START

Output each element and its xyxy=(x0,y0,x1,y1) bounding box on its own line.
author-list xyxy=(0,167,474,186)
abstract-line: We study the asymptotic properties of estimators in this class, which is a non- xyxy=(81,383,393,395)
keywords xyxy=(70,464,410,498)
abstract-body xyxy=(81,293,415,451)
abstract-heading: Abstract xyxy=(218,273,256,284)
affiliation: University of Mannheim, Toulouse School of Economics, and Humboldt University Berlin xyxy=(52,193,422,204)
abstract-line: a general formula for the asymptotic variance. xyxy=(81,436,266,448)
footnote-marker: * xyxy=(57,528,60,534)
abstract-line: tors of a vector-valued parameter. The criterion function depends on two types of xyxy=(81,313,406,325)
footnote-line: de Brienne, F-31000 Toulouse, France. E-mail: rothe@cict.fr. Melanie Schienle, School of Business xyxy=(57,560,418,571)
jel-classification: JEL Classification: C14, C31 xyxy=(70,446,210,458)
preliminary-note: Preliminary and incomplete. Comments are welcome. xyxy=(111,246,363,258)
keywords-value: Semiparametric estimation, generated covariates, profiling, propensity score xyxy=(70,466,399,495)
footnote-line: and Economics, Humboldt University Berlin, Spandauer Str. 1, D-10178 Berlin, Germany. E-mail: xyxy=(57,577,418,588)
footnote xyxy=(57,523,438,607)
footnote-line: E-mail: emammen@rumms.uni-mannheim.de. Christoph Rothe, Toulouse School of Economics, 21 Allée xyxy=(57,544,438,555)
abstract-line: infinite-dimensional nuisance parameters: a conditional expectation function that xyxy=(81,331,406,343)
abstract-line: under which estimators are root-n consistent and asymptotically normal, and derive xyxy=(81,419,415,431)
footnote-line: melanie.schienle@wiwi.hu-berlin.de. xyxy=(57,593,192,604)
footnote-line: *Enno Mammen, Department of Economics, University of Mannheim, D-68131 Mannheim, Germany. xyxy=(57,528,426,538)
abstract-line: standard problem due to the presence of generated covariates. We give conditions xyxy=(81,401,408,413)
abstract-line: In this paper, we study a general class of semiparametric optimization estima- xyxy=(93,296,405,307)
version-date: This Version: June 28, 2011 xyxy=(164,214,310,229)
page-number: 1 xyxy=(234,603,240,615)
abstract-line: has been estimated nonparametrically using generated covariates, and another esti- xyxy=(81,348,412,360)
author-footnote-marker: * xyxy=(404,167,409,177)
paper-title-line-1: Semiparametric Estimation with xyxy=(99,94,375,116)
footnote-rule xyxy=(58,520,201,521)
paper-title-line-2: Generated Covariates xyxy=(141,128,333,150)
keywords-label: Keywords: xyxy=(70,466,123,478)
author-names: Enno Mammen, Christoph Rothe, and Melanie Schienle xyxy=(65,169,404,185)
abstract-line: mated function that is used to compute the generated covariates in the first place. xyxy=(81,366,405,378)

END

What to do
Copy every line of the listing above word for word, keeping all text, numbers and punctuation unchanged.

Result of this exercise
Output each element and its xyxy=(x0,y0,x1,y1) bounding box on its own line.
author-list xyxy=(0,167,474,186)
abstract-line: We study the asymptotic properties of estimators in this class, which is a non- xyxy=(81,383,393,395)
keywords xyxy=(70,464,410,498)
abstract-body xyxy=(81,293,415,451)
abstract-heading: Abstract xyxy=(218,273,256,284)
affiliation: University of Mannheim, Toulouse School of Economics, and Humboldt University Berlin xyxy=(52,193,422,204)
abstract-line: a general formula for the asymptotic variance. xyxy=(81,436,266,448)
footnote-marker: * xyxy=(57,528,60,534)
abstract-line: tors of a vector-valued parameter. The criterion function depends on two types of xyxy=(81,313,406,325)
footnote-line: de Brienne, F-31000 Toulouse, France. E-mail: rothe@cict.fr. Melanie Schienle, School of Business xyxy=(57,560,418,571)
jel-classification: JEL Classification: C14, C31 xyxy=(70,446,210,458)
preliminary-note: Preliminary and incomplete. Comments are welcome. xyxy=(111,246,363,258)
keywords-value: Semiparametric estimation, generated covariates, profiling, propensity score xyxy=(70,466,399,495)
footnote-line: and Economics, Humboldt University Berlin, Spandauer Str. 1, D-10178 Berlin, Germany. E-mail: xyxy=(57,577,418,588)
footnote xyxy=(57,523,438,607)
footnote-line: E-mail: emammen@rumms.uni-mannheim.de. Christoph Rothe, Toulouse School of Economics, 21 Allée xyxy=(57,544,438,555)
abstract-line: infinite-dimensional nuisance parameters: a conditional expectation function that xyxy=(81,331,406,343)
abstract-line: under which estimators are root-n consistent and asymptotically normal, and derive xyxy=(81,419,415,431)
footnote-line: melanie.schienle@wiwi.hu-berlin.de. xyxy=(57,593,192,604)
footnote-line: *Enno Mammen, Department of Economics, University of Mannheim, D-68131 Mannheim, Germany. xyxy=(57,528,426,538)
abstract-line: standard problem due to the presence of generated covariates. We give conditions xyxy=(81,401,408,413)
abstract-line: In this paper, we study a general class of semiparametric optimization estima- xyxy=(93,296,405,307)
version-date: This Version: June 28, 2011 xyxy=(164,214,310,229)
page-number: 1 xyxy=(234,603,240,615)
abstract-line: has been estimated nonparametrically using generated covariates, and another esti- xyxy=(81,348,412,360)
author-footnote-marker: * xyxy=(404,167,409,177)
paper-title-line-1: Semiparametric Estimation with xyxy=(99,94,375,116)
footnote-rule xyxy=(58,520,201,521)
paper-title-line-2: Generated Covariates xyxy=(141,128,333,150)
keywords-label: Keywords: xyxy=(70,466,123,478)
author-names: Enno Mammen, Christoph Rothe, and Melanie Schienle xyxy=(65,169,404,185)
abstract-line: mated function that is used to compute the generated covariates in the first place. xyxy=(81,366,405,378)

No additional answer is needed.